— Do this —
Update the records below by replacing every "pointer" with "cursor" and keeping everything else the same. Leave the pictures out of your version.

(Region boundary data)
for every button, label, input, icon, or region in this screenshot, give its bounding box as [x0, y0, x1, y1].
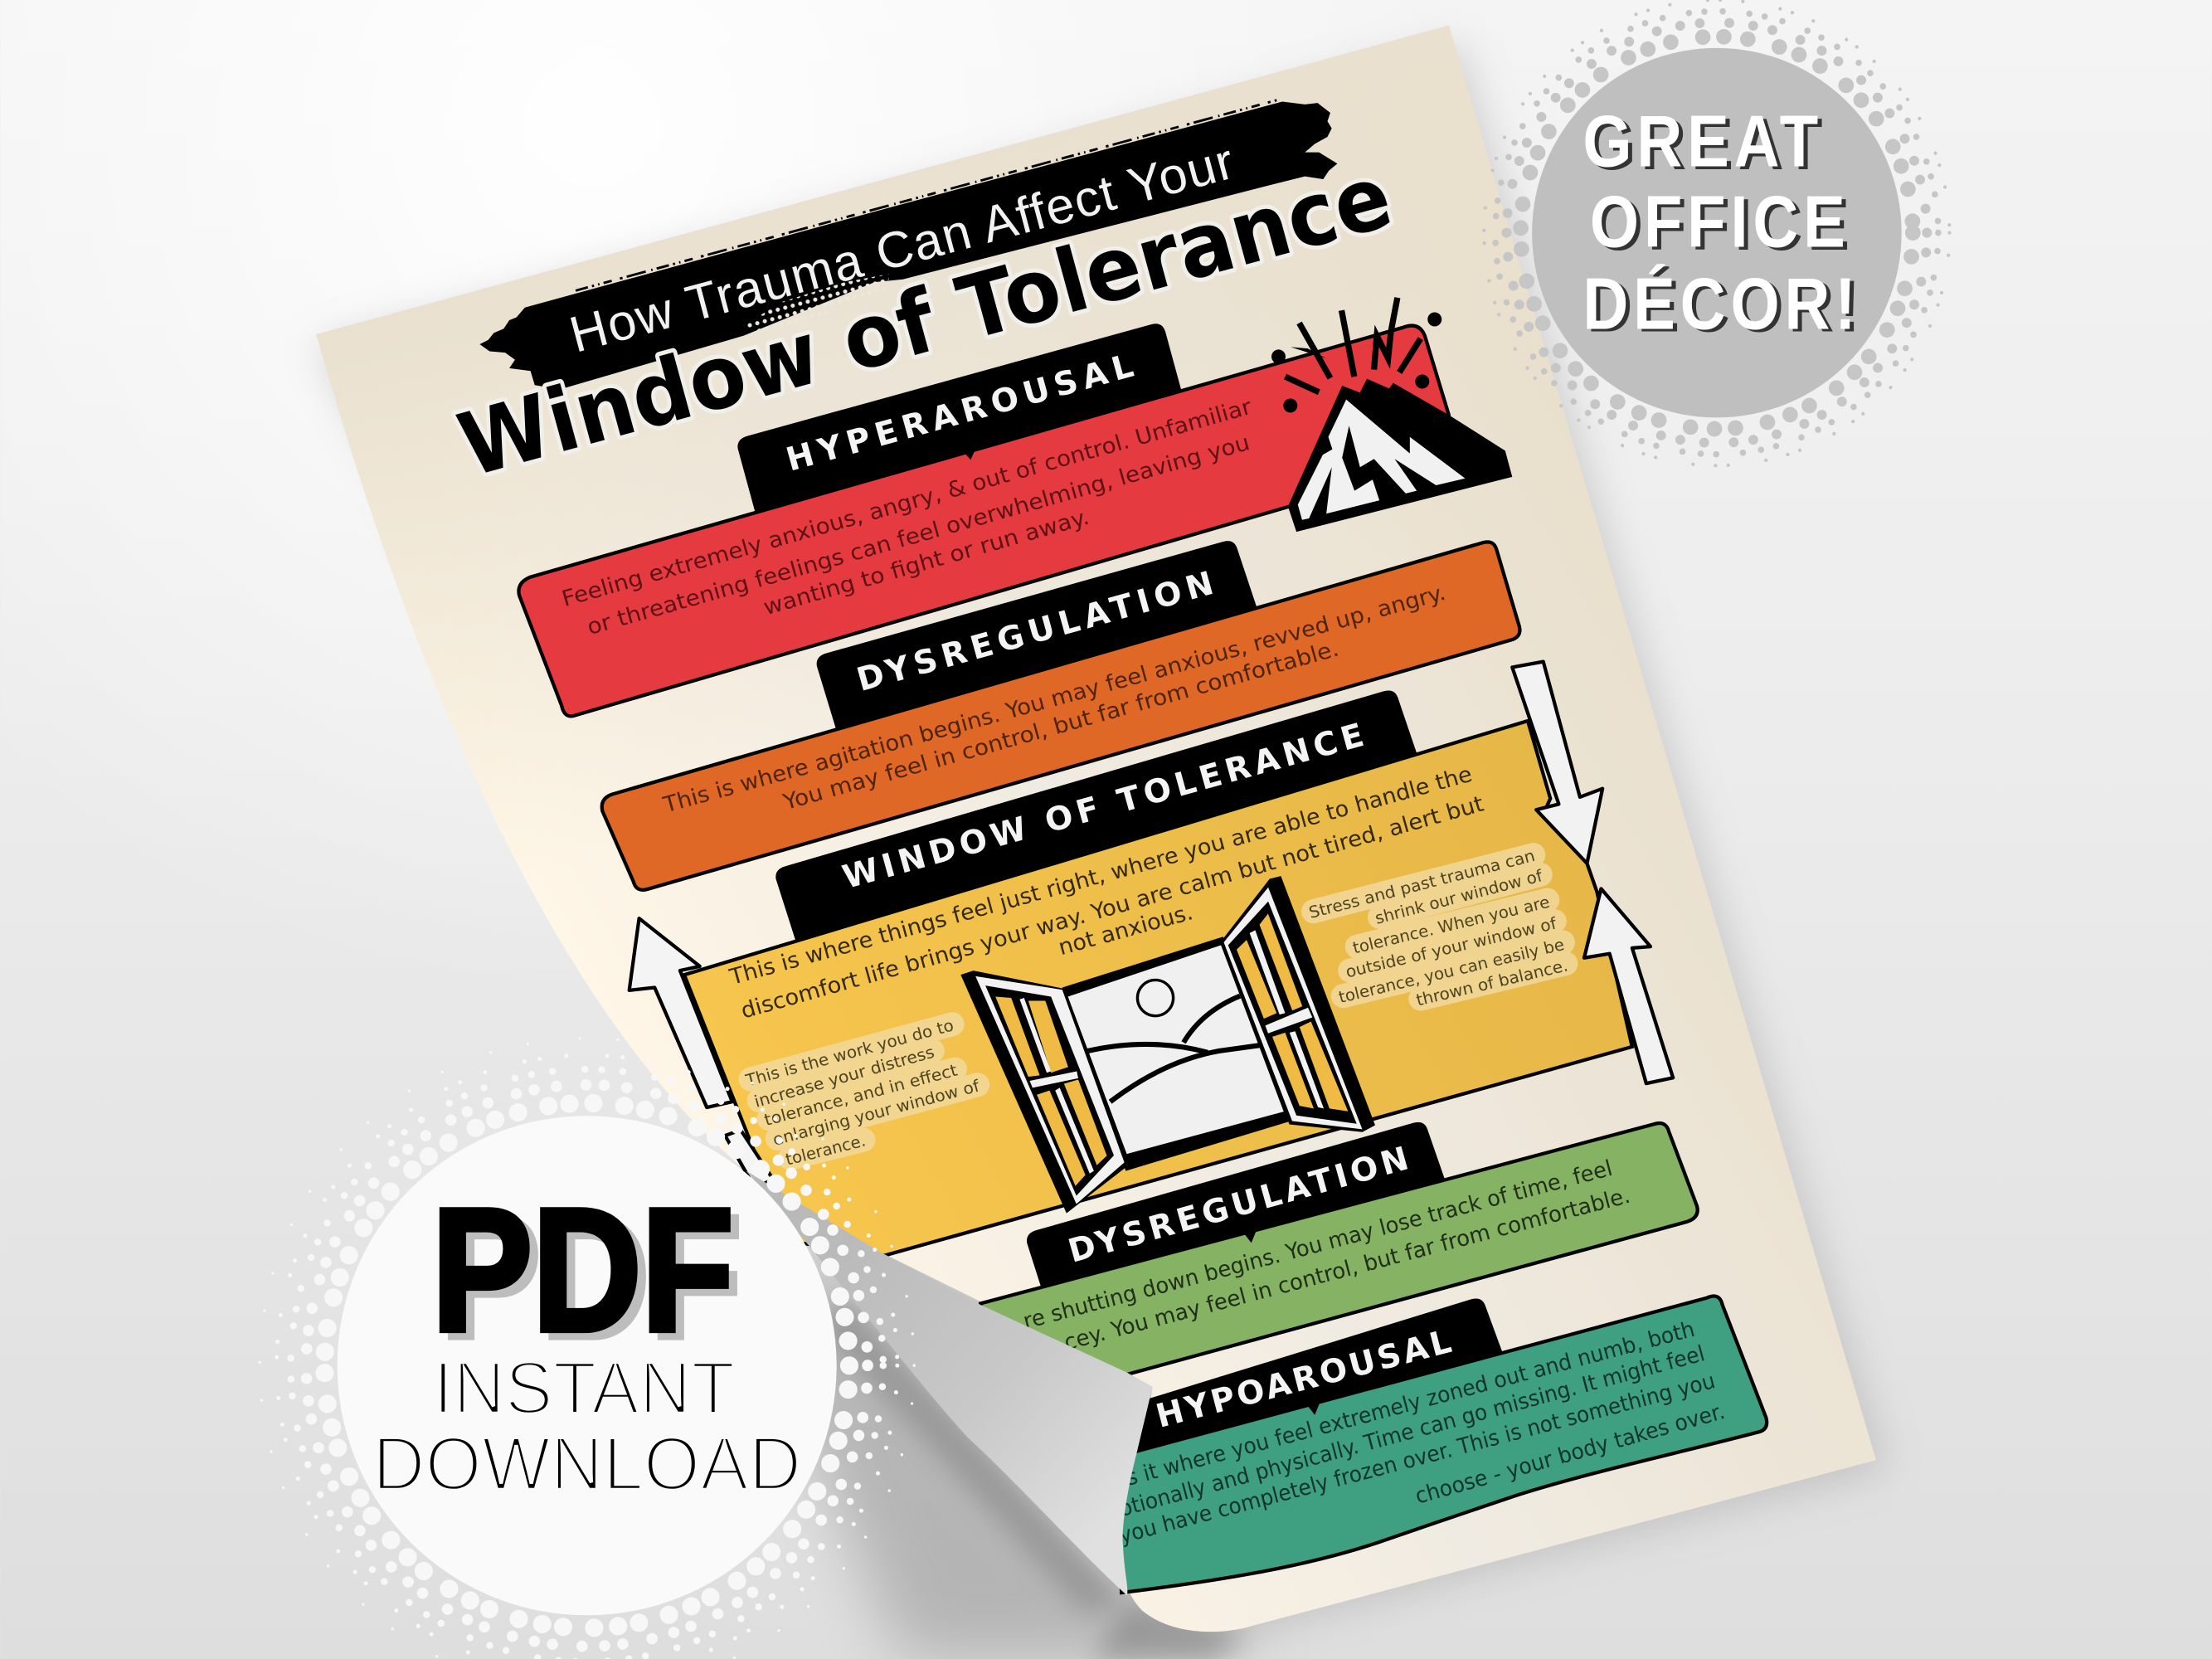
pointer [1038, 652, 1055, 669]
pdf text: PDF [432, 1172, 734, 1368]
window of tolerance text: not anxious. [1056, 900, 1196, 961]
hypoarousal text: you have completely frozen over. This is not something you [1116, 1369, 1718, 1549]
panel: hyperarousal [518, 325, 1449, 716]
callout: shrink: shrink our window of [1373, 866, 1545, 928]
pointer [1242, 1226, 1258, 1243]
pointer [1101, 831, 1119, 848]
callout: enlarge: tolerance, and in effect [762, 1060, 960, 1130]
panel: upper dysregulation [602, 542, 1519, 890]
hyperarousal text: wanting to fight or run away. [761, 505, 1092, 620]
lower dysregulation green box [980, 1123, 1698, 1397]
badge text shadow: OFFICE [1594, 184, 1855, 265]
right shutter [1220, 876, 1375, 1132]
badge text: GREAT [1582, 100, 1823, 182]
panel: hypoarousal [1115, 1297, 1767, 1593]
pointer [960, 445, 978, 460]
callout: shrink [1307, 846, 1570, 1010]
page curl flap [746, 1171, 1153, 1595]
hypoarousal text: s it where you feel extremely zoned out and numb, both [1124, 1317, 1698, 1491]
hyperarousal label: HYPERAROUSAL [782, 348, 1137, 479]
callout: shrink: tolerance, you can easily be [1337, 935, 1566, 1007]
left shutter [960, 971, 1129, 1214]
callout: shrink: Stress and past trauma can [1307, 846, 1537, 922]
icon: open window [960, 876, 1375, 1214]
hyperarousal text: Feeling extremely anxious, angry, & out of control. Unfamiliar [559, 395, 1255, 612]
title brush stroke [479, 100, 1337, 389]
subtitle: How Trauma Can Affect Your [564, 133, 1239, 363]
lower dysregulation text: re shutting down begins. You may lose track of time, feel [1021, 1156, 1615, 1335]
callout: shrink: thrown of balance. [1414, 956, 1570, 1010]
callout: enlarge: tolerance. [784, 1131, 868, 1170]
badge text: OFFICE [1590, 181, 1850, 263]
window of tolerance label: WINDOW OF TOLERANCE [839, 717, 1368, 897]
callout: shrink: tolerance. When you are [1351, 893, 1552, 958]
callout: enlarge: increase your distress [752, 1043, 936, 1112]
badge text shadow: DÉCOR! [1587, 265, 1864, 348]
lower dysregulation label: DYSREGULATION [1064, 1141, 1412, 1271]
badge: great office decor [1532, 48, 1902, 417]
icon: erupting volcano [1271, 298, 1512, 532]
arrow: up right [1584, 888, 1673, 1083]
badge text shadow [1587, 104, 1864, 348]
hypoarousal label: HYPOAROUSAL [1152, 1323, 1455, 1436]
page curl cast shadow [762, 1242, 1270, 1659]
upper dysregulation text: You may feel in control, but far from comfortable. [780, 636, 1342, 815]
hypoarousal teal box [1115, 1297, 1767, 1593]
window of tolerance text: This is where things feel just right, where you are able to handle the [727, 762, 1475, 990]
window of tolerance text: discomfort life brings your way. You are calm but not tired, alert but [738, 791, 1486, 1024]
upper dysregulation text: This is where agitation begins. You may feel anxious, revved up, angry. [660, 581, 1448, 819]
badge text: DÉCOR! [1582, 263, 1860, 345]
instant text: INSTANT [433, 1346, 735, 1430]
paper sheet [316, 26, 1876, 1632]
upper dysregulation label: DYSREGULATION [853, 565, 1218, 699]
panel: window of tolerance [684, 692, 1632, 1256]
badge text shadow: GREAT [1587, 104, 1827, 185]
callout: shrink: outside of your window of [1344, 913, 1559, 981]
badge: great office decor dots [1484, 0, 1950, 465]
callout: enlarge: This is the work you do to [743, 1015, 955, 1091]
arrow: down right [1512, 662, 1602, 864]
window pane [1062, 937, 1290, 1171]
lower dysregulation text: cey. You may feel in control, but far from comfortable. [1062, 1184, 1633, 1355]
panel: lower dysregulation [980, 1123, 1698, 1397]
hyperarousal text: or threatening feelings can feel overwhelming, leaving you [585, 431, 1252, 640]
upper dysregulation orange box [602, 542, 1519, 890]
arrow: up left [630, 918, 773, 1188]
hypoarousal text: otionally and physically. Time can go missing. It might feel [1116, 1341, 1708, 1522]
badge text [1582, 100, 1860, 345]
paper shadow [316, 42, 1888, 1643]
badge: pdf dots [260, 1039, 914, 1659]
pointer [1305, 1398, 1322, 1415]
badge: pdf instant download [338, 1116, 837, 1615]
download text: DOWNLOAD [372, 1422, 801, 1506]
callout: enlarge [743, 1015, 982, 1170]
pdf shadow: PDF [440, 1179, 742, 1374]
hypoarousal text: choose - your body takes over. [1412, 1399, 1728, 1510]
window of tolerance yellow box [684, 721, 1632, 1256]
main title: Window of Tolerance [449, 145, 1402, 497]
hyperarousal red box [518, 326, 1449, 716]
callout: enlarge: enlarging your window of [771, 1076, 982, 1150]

— Output of the task —
for every button, label, input, icon, or region in this screenshot, give its bounding box as [x0, y0, x1, y1].
cursor [1038, 652, 1055, 669]
pdf text: PDF [432, 1172, 734, 1368]
window of tolerance text: not anxious. [1056, 900, 1196, 961]
hypoarousal text: you have completely frozen over. This is not something you [1116, 1369, 1718, 1549]
panel: hyperarousal [518, 325, 1449, 716]
callout: shrink: shrink our window of [1373, 866, 1545, 928]
cursor [1242, 1226, 1258, 1243]
cursor [1101, 831, 1119, 848]
callout: enlarge: tolerance, and in effect [762, 1060, 960, 1130]
panel: upper dysregulation [602, 542, 1519, 890]
hyperarousal text: wanting to fight or run away. [761, 505, 1092, 620]
lower dysregulation green box [980, 1123, 1698, 1397]
badge text shadow: OFFICE [1594, 184, 1855, 265]
right shutter [1220, 876, 1375, 1132]
badge text: GREAT [1582, 100, 1823, 182]
panel: hypoarousal [1115, 1297, 1767, 1593]
cursor [960, 445, 978, 460]
callout: shrink [1307, 846, 1570, 1010]
page curl flap [746, 1171, 1153, 1595]
hypoarousal text: s it where you feel extremely zoned out and numb, both [1124, 1317, 1698, 1491]
hyperarousal label: HYPERAROUSAL [782, 348, 1137, 479]
callout: shrink: tolerance, you can easily be [1337, 935, 1566, 1007]
left shutter [960, 971, 1129, 1214]
callout: shrink: Stress and past trauma can [1307, 846, 1537, 922]
icon: open window [960, 876, 1375, 1214]
hyperarousal text: Feeling extremely anxious, angry, & out of control. Unfamiliar [559, 395, 1255, 612]
title brush stroke [479, 100, 1337, 389]
subtitle: How Trauma Can Affect Your [564, 133, 1239, 363]
lower dysregulation text: re shutting down begins. You may lose track of time, feel [1021, 1156, 1615, 1335]
callout: shrink: thrown of balance. [1414, 956, 1570, 1010]
callout: enlarge: tolerance. [784, 1131, 868, 1170]
badge text: OFFICE [1590, 181, 1850, 263]
window of tolerance label: WINDOW OF TOLERANCE [839, 717, 1368, 897]
callout: shrink: tolerance. When you are [1351, 893, 1552, 958]
callout: enlarge: increase your distress [752, 1043, 936, 1112]
badge text shadow: DÉCOR! [1587, 265, 1864, 348]
lower dysregulation label: DYSREGULATION [1064, 1141, 1412, 1271]
badge: great office decor [1532, 48, 1902, 417]
icon: erupting volcano [1271, 298, 1512, 532]
arrow: up right [1584, 888, 1673, 1083]
badge text shadow [1587, 104, 1864, 348]
hypoarousal label: HYPOAROUSAL [1152, 1323, 1455, 1436]
page curl cast shadow [762, 1242, 1270, 1659]
upper dysregulation text: You may feel in control, but far from comfortable. [780, 636, 1342, 815]
hypoarousal teal box [1115, 1297, 1767, 1593]
window of tolerance text: This is where things feel just right, where you are able to handle the [727, 762, 1475, 990]
window of tolerance text: discomfort life brings your way. You are calm but not tired, alert but [738, 791, 1486, 1024]
upper dysregulation text: This is where agitation begins. You may feel anxious, revved up, angry. [660, 581, 1448, 819]
badge text: DÉCOR! [1582, 263, 1860, 345]
instant text: INSTANT [433, 1346, 735, 1430]
paper sheet [316, 26, 1876, 1632]
upper dysregulation label: DYSREGULATION [853, 565, 1218, 699]
panel: window of tolerance [684, 692, 1632, 1256]
badge text shadow: GREAT [1587, 104, 1827, 185]
callout: shrink: outside of your window of [1344, 913, 1559, 981]
badge: great office decor dots [1484, 0, 1950, 465]
callout: enlarge: This is the work you do to [743, 1015, 955, 1091]
arrow: down right [1512, 662, 1602, 864]
window pane [1062, 937, 1290, 1171]
lower dysregulation text: cey. You may feel in control, but far from comfortable. [1062, 1184, 1633, 1355]
panel: lower dysregulation [980, 1123, 1698, 1397]
hyperarousal text: or threatening feelings can feel overwhelming, leaving you [585, 431, 1252, 640]
upper dysregulation orange box [602, 542, 1519, 890]
arrow: up left [630, 918, 773, 1188]
hypoarousal text: otionally and physically. Time can go missing. It might feel [1116, 1341, 1708, 1522]
badge text [1582, 100, 1860, 345]
paper shadow [316, 42, 1888, 1643]
badge: pdf dots [260, 1039, 914, 1659]
cursor [1305, 1398, 1322, 1415]
badge: pdf instant download [338, 1116, 837, 1615]
download text: DOWNLOAD [372, 1422, 801, 1506]
callout: enlarge [743, 1015, 982, 1170]
pdf shadow: PDF [440, 1179, 742, 1374]
hypoarousal text: choose - your body takes over. [1412, 1399, 1728, 1510]
window of tolerance yellow box [684, 721, 1632, 1256]
main title: Window of Tolerance [449, 145, 1402, 497]
hyperarousal red box [518, 326, 1449, 716]
callout: enlarge: enlarging your window of [771, 1076, 982, 1150]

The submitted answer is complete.